WHAT IS ASKED: Return the material below in full and exactly.

## start

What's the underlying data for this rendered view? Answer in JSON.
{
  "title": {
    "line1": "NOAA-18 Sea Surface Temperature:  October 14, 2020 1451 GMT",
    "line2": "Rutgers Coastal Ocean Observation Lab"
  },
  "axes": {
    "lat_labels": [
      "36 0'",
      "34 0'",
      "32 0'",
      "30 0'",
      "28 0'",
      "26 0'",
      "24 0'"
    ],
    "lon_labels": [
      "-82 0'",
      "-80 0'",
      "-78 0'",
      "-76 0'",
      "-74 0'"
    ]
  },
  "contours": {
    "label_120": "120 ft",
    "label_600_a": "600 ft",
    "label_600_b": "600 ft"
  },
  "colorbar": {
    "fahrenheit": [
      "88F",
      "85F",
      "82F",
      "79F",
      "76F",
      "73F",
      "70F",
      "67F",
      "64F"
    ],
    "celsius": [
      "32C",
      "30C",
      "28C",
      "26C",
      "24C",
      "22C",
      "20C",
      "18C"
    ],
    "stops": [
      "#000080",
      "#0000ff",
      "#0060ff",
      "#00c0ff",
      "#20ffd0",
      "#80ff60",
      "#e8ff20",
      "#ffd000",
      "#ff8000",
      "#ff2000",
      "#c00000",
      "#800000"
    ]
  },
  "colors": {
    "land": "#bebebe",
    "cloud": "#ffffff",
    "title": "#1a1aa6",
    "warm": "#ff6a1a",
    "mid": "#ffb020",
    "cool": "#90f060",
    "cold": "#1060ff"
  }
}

## end

SOLUTION TO THIS EXERCISE:
What's the underlying data for this rendered view? Answer in JSON.
{
  "title": {
    "line1": "NOAA-18 Sea Surface Temperature:  October 14, 2020 1451 GMT",
    "line2": "Rutgers Coastal Ocean Observation Lab"
  },
  "axes": {
    "lat_labels": [
      "36 0'",
      "34 0'",
      "32 0'",
      "30 0'",
      "28 0'",
      "26 0'",
      "24 0'"
    ],
    "lon_labels": [
      "-82 0'",
      "-80 0'",
      "-78 0'",
      "-76 0'",
      "-74 0'"
    ]
  },
  "contours": {
    "label_120": "120 ft",
    "label_600_a": "600 ft",
    "label_600_b": "600 ft"
  },
  "colorbar": {
    "fahrenheit": [
      "88F",
      "85F",
      "82F",
      "79F",
      "76F",
      "73F",
      "70F",
      "67F",
      "64F"
    ],
    "celsius": [
      "32C",
      "30C",
      "28C",
      "26C",
      "24C",
      "22C",
      "20C",
      "18C"
    ],
    "stops": [
      "#000080",
      "#0000ff",
      "#0060ff",
      "#00c0ff",
      "#20ffd0",
      "#80ff60",
      "#e8ff20",
      "#ffd000",
      "#ff8000",
      "#ff2000",
      "#c00000",
      "#800000"
    ]
  },
  "colors": {
    "land": "#bebebe",
    "cloud": "#ffffff",
    "title": "#1a1aa6",
    "warm": "#ff6a1a",
    "mid": "#ffb020",
    "cool": "#90f060",
    "cold": "#1060ff"
  }
}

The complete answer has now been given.